Short task: Below are the records; locate each line with the word "Nama" and copy it.

■ ■ ■ ■ ■ ■ ■

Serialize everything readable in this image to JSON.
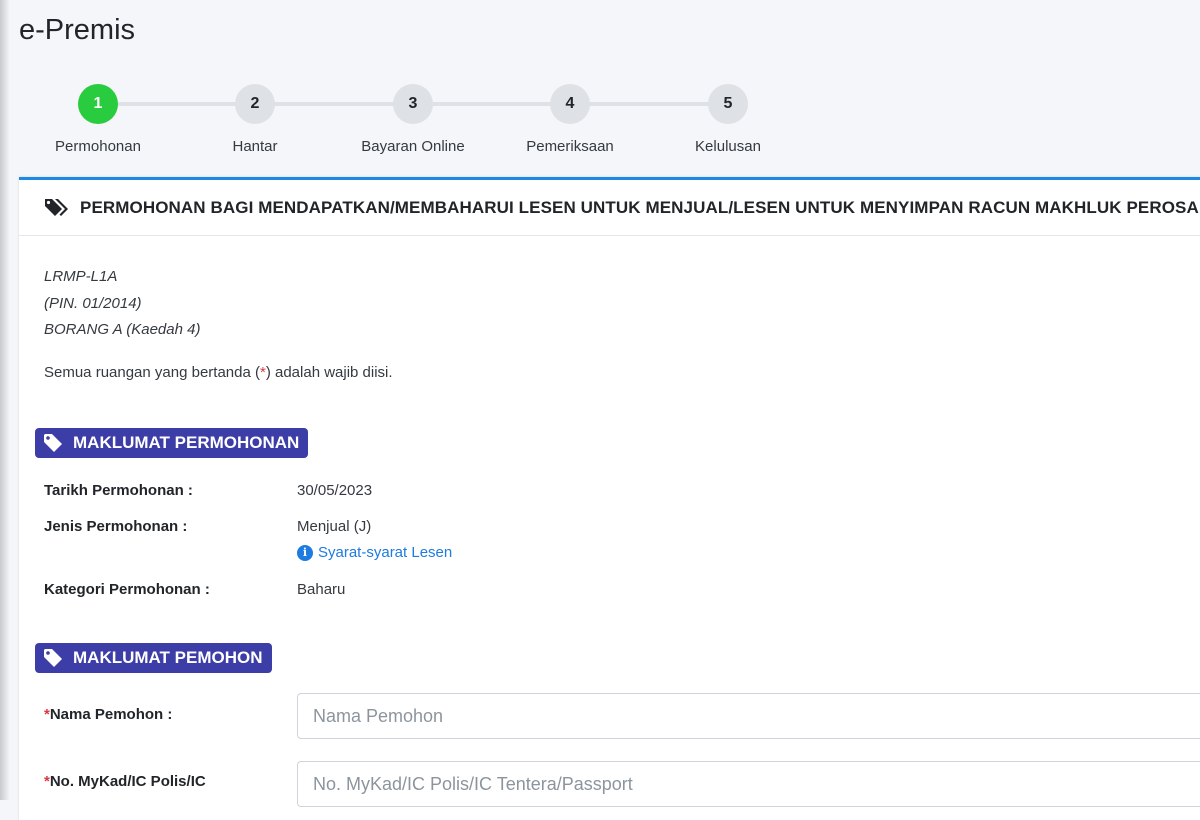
{
  "app": {
    "title": "e-Premis"
  },
  "stepper": {
    "steps": [
      {
        "number": "1",
        "label": "Permohonan",
        "active": true
      },
      {
        "number": "2",
        "label": "Hantar",
        "active": false
      },
      {
        "number": "3",
        "label": "Bayaran Online",
        "active": false
      },
      {
        "number": "4",
        "label": "Pemeriksaan",
        "active": false
      },
      {
        "number": "5",
        "label": "Kelulusan",
        "active": false
      }
    ]
  },
  "card": {
    "title": "PERMOHONAN BAGI MENDAPATKAN/MEMBAHARUI LESEN UNTUK MENJUAL/LESEN UNTUK MENYIMPAN RACUN MAKHLUK PEROSAK",
    "meta": [
      "LRMP-L1A",
      "(PIN. 01/2014)",
      "BORANG A (Kaedah 4)"
    ],
    "note_before": "Semua ruangan yang bertanda (",
    "note_star": "*",
    "note_after": ") adalah wajib diisi."
  },
  "section_application": {
    "title": "MAKLUMAT PERMOHONAN",
    "date_label": "Tarikh Permohonan :",
    "date_value": "30/05/2023",
    "type_label": "Jenis Permohonan :",
    "type_value": "Menjual (J)",
    "terms_link": "Syarat-syarat Lesen",
    "category_label": "Kategori Permohonan :",
    "category_value": "Baharu"
  },
  "section_applicant": {
    "title": "MAKLUMAT PEMOHON",
    "name_label": "Nama Pemohon :",
    "name_placeholder": "Nama Pemohon",
    "id_label": "No. MyKad/IC Polis/IC",
    "id_placeholder": "No. MyKad/IC Polis/IC Tentera/Passport"
  },
  "colors": {
    "accent": "#1e88e5",
    "step_active": "#28cc3e",
    "badge": "#3d3da8",
    "required": "#dc3545",
    "link": "#1e7be0"
  }
}
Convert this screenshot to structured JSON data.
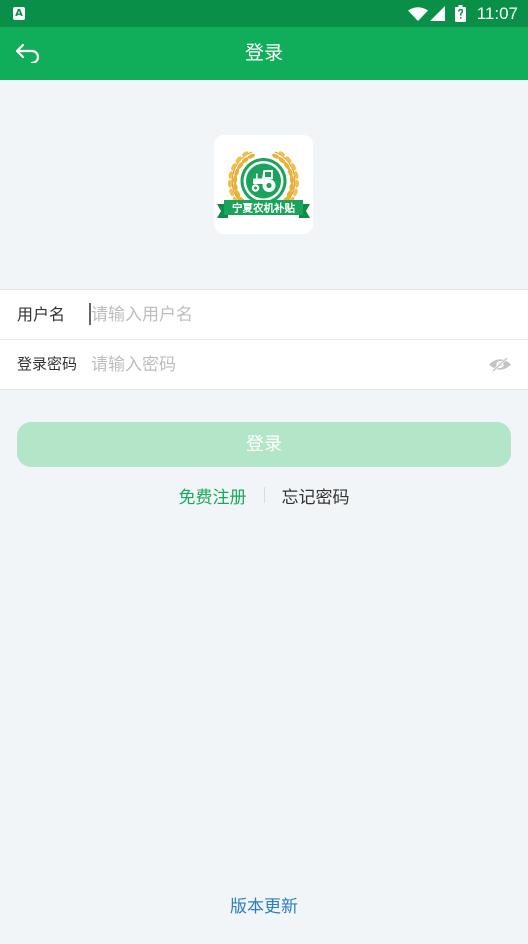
{
  "status_bar": {
    "notification_letter": "A",
    "notification_icon": "a-notification-icon",
    "wifi_icon": "wifi-icon",
    "signal_icon": "cell-signal-icon",
    "battery_icon": "battery-icon",
    "time": "11:07"
  },
  "toolbar": {
    "back_icon": "back-arrow-icon",
    "title": "登录"
  },
  "logo": {
    "icon": "wheat-tractor-badge",
    "ribbon_text": "宁夏农机补贴"
  },
  "form": {
    "username": {
      "label": "用户名",
      "placeholder": "请输入用户名",
      "value": ""
    },
    "password": {
      "label": "登录密码",
      "placeholder": "请输入密码",
      "value": "",
      "toggle_icon": "eye-slash-icon"
    }
  },
  "login_button": {
    "label": "登录",
    "enabled": false
  },
  "links": {
    "register": "免费注册",
    "forgot_password": "忘记密码"
  },
  "footer": {
    "version_update": "版本更新"
  },
  "colors": {
    "status_bar": "#0a8f48",
    "toolbar": "#10ae5a",
    "background": "#f2f5f7",
    "login_button_disabled": "#b3e5c8",
    "register_link": "#19a95e",
    "version_link": "#2a7fc0",
    "text_primary": "#333333",
    "placeholder": "#bdbdbd"
  }
}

■ ■ ■ ■ ■ ■ ■

Written solution:
    "name_label": "Nama Pemohon :",
    "name_placeholder": "Nama Pemohon",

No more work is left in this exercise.